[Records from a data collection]
▼▼▼
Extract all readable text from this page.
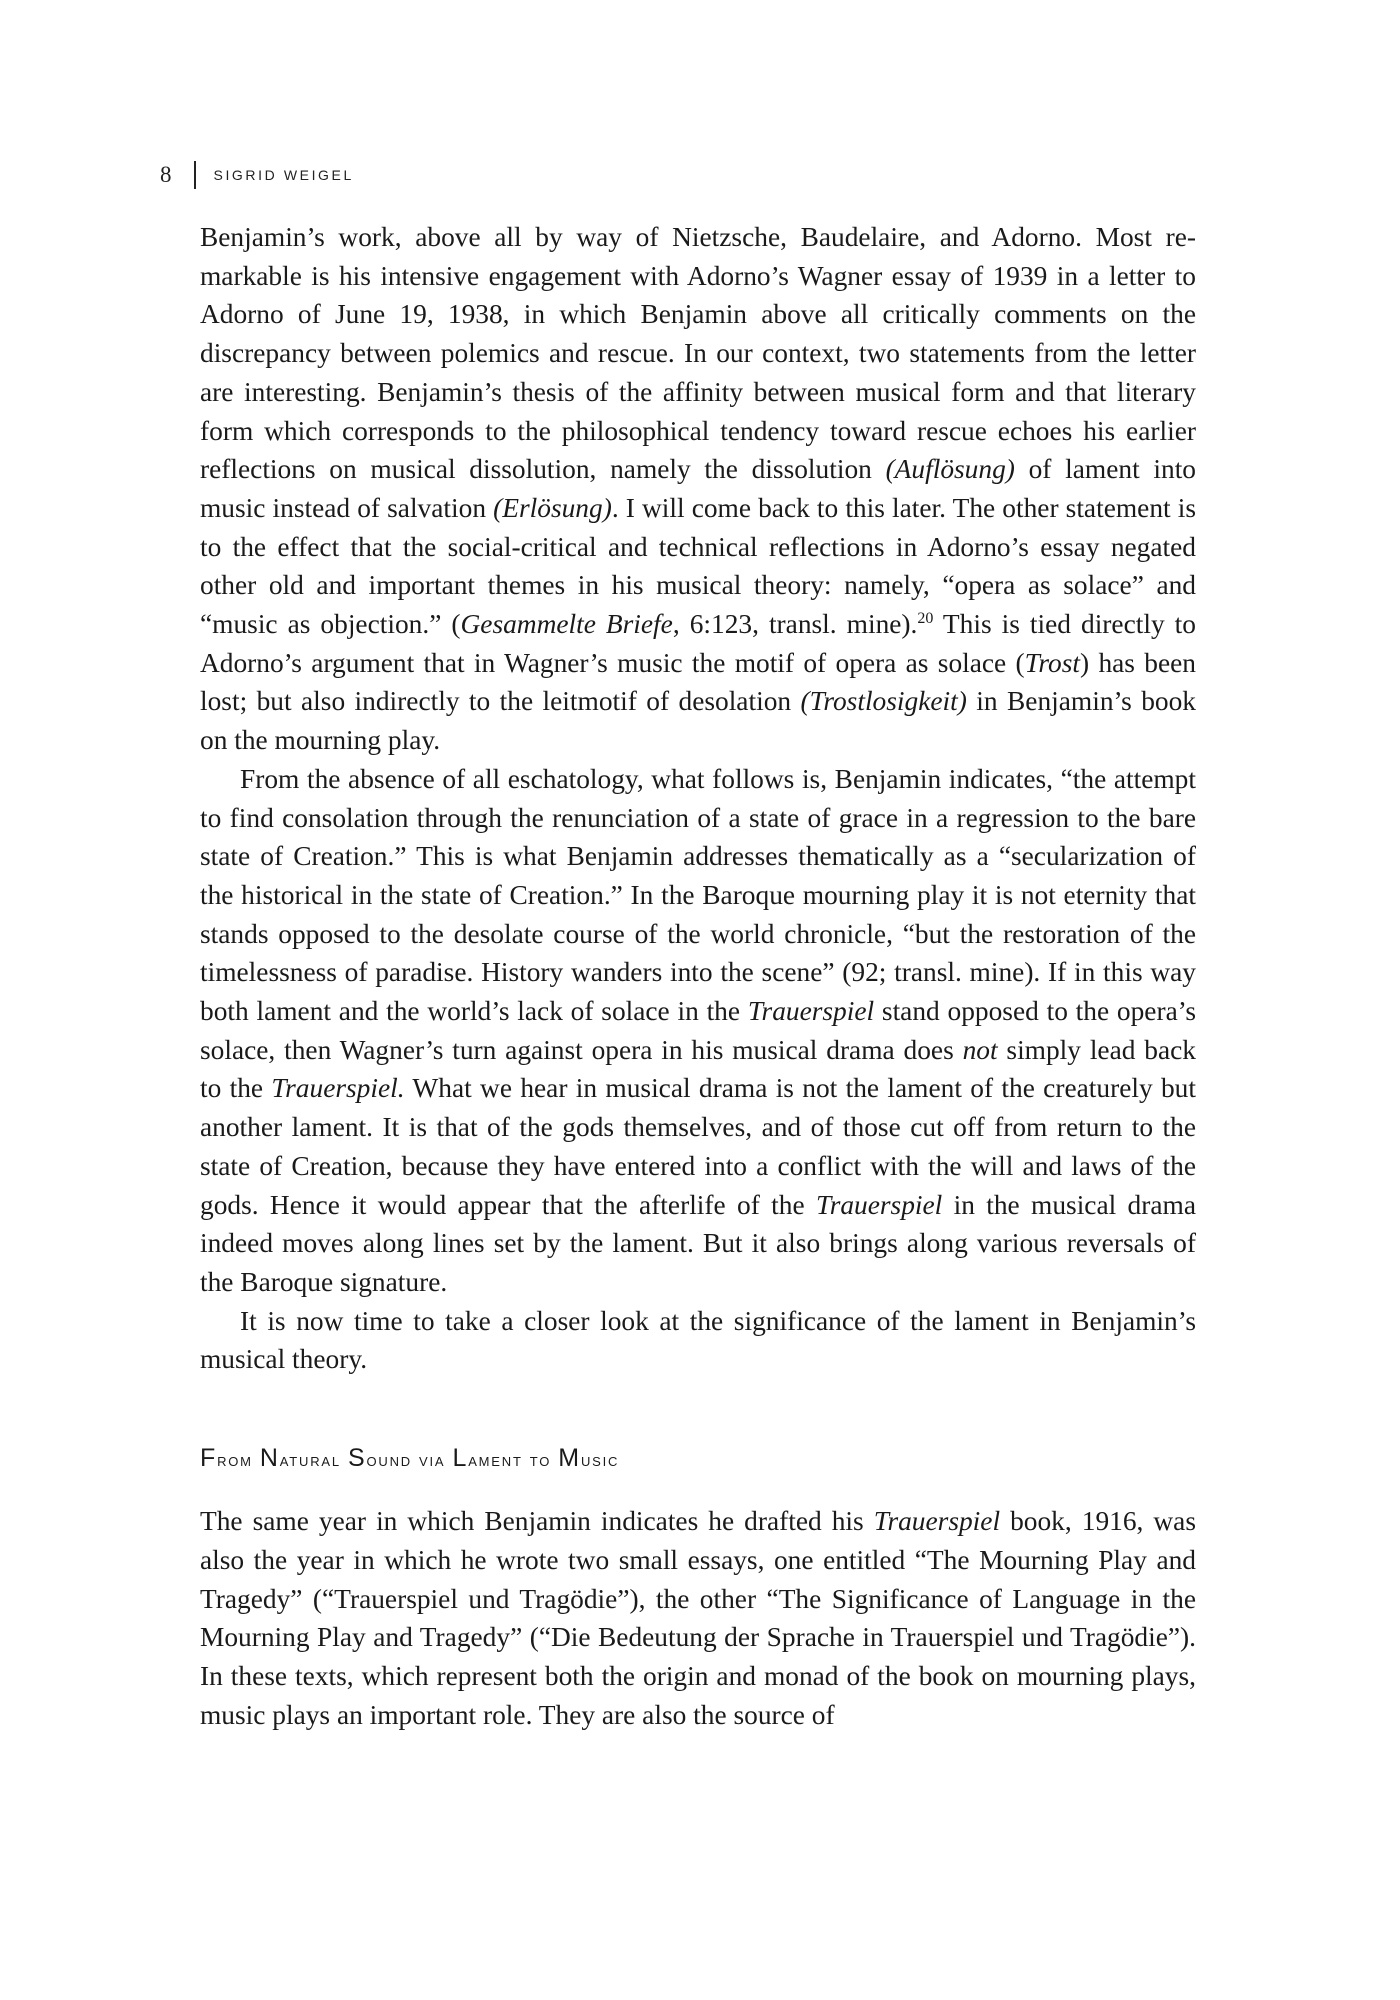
8	SIGRID WEIGEL

Benjamin’s work, above all by way of Nietzsche, Baudelaire, and Adorno. Most remarkable is his intensive engagement with Adorno’s Wagner essay of 1939 in a letter to Adorno of June 19, 1938, in which Benjamin above all critically comments on the discrepancy between polemics and rescue. In our context, two statements from the letter are interesting. Benjamin’s thesis of the affinity between musical form and that literary form which corresponds to the philosophical tendency toward rescue echoes his earlier reflections on musical dissolution, namely the dissolution (Auflösung) of lament into music instead of salvation (Erlösung). I will come back to this later. The other statement is to the effect that the social-critical and technical reflections in Adorno’s essay negated other old and important themes in his musical theory: namely, “opera as solace” and “music as objection.” (Gesammelte Briefe, 6:123, transl. mine).$^{20}$ This is tied directly to Adorno’s argument that in Wagner’s music the motif of opera as solace (Trost) has been lost; but also indirectly to the leitmotif of desolation (Trostlosigkeit) in Benjamin’s book on the mourning play.

From the absence of all eschatology, what follows is, Benjamin indicates, “the attempt to find consolation through the renunciation of a state of grace in a regression to the bare state of Creation.” This is what Benjamin addresses thematically as a “secularization of the historical in the state of Creation.” In the Baroque mourning play it is not eternity that stands opposed to the desolate course of the world chronicle, “but the restoration of the timelessness of paradise. History wanders into the scene” (92; transl. mine). If in this way both lament and the world’s lack of solace in the Trauerspiel stand opposed to the opera’s solace, then Wagner’s turn against opera in his musical drama does not simply lead back to the Trauerspiel. What we hear in musical drama is not the lament of the creaturely but another lament. It is that of the gods themselves, and of those cut off from return to the state of Creation, because they have entered into a conflict with the will and laws of the gods. Hence it would appear that the afterlife of the Trauerspiel in the musical drama indeed moves along lines set by the lament. But it also brings along various reversals of the Baroque signature.

It is now time to take a closer look at the significance of the lament in Benjamin’s musical theory.

From Natural Sound via Lament to Music

The same year in which Benjamin indicates he drafted his Trauerspiel book, 1916, was also the year in which he wrote two small essays, one entitled “The Mourning Play and Tragedy” (“Trauerspiel und Tragödie”), the other “The Significance of Language in the Mourning Play and Tragedy” (“Die Bedeutung der Sprache in Trauerspiel und Tragödie”). In these texts, which represent both the origin and monad of the book on mourning plays, music plays an important role. They are also the source of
▲▲▲
Print the complete listing exactly as it stands, without its pictures.

### RESPONSE
Extract all readable text from this page.
8	SIGRID WEIGEL

Benjamin’s work, above all by way of Nietzsche, Baudelaire, and Adorno. Most remarkable is his intensive engagement with Adorno’s Wagner essay of 1939 in a letter to Adorno of June 19, 1938, in which Benjamin above all critically comments on the discrepancy between polemics and rescue. In our context, two statements from the letter are interesting. Benjamin’s thesis of the affinity between musical form and that literary form which corresponds to the philosophical tendency toward rescue echoes his earlier reflections on musical dissolution, namely the dissolution (Auflösung) of lament into music instead of salvation (Erlösung). I will come back to this later. The other statement is to the effect that the social-critical and technical reflections in Adorno’s essay negated other old and important themes in his musical theory: namely, “opera as solace” and “music as objection.” (Gesammelte Briefe, 6:123, transl. mine).$^{20}$ This is tied directly to Adorno’s argument that in Wagner’s music the motif of opera as solace (Trost) has been lost; but also indirectly to the leitmotif of desolation (Trostlosigkeit) in Benjamin’s book on the mourning play.

From the absence of all eschatology, what follows is, Benjamin indicates, “the attempt to find consolation through the renunciation of a state of grace in a regression to the bare state of Creation.” This is what Benjamin addresses thematically as a “secularization of the historical in the state of Creation.” In the Baroque mourning play it is not eternity that stands opposed to the desolate course of the world chronicle, “but the restoration of the timelessness of paradise. History wanders into the scene” (92; transl. mine). If in this way both lament and the world’s lack of solace in the Trauerspiel stand opposed to the opera’s solace, then Wagner’s turn against opera in his musical drama does not simply lead back to the Trauerspiel. What we hear in musical drama is not the lament of the creaturely but another lament. It is that of the gods themselves, and of those cut off from return to the state of Creation, because they have entered into a conflict with the will and laws of the gods. Hence it would appear that the afterlife of the Trauerspiel in the musical drama indeed moves along lines set by the lament. But it also brings along various reversals of the Baroque signature.

It is now time to take a closer look at the significance of the lament in Benjamin’s musical theory.

From Natural Sound via Lament to Music

The same year in which Benjamin indicates he drafted his Trauerspiel book, 1916, was also the year in which he wrote two small essays, one entitled “The Mourning Play and Tragedy” (“Trauerspiel und Tragödie”), the other “The Significance of Language in the Mourning Play and Tragedy” (“Die Bedeutung der Sprache in Trauerspiel und Tragödie”). In these texts, which represent both the origin and monad of the book on mourning plays, music plays an important role. They are also the source of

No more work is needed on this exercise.